__TASK BRIEF__. Search the entries for the word "color" and pull out each line that has it.

— BEGIN EXERCISE INPUT —

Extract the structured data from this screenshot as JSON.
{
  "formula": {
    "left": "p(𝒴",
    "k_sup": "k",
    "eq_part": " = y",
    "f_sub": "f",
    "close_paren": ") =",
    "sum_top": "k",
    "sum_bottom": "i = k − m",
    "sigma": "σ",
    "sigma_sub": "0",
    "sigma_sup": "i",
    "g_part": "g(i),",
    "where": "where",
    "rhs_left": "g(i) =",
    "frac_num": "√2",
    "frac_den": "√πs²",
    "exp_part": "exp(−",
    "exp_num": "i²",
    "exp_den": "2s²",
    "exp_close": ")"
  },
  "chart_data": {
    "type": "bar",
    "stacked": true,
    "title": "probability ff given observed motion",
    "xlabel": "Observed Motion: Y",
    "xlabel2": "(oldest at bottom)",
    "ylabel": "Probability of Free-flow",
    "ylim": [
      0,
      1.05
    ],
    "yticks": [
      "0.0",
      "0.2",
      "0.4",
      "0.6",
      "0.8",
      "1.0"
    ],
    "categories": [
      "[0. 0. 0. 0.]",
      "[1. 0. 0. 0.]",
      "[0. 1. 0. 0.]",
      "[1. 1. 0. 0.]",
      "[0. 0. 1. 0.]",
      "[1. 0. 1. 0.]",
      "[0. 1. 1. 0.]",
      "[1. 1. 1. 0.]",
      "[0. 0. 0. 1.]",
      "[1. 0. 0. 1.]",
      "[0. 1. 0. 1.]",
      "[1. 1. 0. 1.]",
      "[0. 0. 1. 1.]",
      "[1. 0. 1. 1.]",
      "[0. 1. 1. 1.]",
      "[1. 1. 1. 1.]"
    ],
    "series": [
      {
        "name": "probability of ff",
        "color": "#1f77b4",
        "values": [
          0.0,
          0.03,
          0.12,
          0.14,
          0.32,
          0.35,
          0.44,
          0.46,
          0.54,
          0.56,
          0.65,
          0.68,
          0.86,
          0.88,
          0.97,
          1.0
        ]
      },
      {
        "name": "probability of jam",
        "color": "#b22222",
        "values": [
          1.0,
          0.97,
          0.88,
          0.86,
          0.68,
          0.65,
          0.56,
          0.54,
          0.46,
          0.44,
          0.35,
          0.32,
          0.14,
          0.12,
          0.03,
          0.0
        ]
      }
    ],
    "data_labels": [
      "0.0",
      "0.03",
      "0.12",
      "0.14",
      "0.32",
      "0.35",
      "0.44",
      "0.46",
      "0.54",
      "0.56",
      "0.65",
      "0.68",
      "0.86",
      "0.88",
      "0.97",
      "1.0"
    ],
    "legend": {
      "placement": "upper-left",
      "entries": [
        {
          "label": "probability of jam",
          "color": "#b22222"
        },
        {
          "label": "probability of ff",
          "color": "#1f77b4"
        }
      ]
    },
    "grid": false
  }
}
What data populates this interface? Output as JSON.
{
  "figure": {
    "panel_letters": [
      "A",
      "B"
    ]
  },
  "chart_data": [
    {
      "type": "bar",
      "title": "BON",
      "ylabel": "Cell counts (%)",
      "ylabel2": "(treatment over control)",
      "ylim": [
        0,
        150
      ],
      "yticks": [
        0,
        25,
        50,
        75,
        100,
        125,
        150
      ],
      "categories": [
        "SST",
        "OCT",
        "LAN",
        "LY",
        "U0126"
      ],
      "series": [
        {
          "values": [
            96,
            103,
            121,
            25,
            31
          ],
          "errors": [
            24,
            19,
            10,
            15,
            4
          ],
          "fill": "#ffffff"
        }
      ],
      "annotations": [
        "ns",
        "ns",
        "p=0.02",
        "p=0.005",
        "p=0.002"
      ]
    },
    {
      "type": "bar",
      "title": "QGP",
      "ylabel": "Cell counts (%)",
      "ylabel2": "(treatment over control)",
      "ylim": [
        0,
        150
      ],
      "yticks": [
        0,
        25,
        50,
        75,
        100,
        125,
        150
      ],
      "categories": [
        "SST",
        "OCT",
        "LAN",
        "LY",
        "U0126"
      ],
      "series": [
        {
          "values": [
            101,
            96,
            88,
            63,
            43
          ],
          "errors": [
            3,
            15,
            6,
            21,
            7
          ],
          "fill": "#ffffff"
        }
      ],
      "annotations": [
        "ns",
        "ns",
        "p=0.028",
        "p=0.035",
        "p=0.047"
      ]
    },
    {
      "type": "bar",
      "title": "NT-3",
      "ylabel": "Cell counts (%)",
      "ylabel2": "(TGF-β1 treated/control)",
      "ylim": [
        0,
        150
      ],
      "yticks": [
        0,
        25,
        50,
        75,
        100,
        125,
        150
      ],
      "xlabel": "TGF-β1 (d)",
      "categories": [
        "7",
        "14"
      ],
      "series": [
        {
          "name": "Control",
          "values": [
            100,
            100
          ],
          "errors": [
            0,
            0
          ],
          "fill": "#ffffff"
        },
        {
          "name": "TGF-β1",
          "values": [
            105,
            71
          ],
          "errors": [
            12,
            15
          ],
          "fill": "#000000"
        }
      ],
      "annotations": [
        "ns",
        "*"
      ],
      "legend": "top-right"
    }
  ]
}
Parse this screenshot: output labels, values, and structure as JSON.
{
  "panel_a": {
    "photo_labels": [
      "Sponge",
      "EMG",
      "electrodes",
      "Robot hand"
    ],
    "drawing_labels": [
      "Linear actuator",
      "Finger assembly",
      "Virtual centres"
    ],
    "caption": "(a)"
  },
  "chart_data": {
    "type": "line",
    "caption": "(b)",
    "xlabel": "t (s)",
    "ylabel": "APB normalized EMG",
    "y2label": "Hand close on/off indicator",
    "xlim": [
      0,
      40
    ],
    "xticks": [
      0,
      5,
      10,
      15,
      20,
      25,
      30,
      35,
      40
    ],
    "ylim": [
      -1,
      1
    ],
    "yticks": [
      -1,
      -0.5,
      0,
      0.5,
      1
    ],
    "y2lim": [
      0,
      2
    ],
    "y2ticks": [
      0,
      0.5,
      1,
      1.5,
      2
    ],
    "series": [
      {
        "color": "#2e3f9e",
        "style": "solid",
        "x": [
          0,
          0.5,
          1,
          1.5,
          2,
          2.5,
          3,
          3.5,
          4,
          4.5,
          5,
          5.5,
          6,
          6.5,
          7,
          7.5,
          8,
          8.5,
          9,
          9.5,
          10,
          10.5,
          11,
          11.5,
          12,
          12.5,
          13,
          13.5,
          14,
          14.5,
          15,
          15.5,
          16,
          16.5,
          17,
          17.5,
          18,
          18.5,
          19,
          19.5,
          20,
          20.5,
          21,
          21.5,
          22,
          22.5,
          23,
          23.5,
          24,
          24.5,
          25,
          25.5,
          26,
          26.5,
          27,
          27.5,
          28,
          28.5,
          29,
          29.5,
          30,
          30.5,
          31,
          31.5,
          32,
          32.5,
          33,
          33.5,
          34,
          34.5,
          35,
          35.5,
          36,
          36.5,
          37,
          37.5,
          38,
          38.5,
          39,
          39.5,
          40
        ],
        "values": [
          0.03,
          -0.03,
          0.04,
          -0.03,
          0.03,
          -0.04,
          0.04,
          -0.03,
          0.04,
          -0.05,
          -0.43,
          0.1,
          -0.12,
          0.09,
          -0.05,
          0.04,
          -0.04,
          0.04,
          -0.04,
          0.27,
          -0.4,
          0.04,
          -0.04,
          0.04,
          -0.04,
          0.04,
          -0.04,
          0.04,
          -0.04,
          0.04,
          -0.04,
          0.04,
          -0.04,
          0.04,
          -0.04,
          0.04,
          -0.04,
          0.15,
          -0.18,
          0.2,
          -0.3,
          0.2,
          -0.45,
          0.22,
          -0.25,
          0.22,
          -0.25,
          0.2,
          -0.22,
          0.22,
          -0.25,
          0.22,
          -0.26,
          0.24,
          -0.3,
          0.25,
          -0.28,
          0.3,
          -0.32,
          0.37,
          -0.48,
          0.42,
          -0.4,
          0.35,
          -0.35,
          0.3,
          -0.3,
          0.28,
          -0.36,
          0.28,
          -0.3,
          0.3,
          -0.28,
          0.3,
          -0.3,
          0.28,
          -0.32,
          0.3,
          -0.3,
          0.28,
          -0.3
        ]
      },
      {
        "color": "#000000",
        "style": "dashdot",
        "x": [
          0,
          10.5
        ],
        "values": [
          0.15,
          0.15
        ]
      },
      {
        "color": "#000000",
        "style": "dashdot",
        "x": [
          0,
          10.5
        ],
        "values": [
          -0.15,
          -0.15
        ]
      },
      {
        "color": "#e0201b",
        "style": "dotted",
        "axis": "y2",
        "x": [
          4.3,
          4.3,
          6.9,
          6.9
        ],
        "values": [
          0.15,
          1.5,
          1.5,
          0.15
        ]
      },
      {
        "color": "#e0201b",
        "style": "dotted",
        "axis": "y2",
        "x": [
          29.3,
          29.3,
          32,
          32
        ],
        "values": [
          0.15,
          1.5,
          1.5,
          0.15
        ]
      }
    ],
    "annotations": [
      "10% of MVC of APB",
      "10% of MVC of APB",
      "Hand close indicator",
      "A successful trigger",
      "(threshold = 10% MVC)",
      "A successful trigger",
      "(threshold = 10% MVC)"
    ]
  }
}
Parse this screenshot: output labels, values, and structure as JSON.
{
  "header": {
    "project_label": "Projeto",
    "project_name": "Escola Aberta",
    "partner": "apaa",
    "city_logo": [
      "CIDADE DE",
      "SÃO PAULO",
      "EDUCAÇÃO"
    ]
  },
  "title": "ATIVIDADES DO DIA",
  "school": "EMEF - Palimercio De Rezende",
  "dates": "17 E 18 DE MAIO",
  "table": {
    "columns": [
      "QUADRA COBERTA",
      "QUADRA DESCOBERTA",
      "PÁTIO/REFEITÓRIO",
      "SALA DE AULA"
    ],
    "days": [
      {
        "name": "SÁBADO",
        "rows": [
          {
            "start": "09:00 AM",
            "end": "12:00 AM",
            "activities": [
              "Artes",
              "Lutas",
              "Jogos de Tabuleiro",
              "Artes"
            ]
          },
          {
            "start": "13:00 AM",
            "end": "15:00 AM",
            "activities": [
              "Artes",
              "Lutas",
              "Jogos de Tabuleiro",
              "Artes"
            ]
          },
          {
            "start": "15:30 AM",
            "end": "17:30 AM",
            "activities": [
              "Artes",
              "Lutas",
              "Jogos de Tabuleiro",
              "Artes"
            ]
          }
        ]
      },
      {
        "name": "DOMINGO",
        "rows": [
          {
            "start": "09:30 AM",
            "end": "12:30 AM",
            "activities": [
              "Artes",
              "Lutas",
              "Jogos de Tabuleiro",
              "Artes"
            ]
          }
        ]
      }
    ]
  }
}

— END EXERCISE INPUT —

__RESULT BELOW__.
        "color": "#1f77b4",
        "color": "#b22222",
          "color": "#b22222"
          "color": "#1f77b4"
        "color": "#2e3f9e",
        "color": "#000000",
        "color": "#000000",
        "color": "#e0201b",
        "color": "#e0201b",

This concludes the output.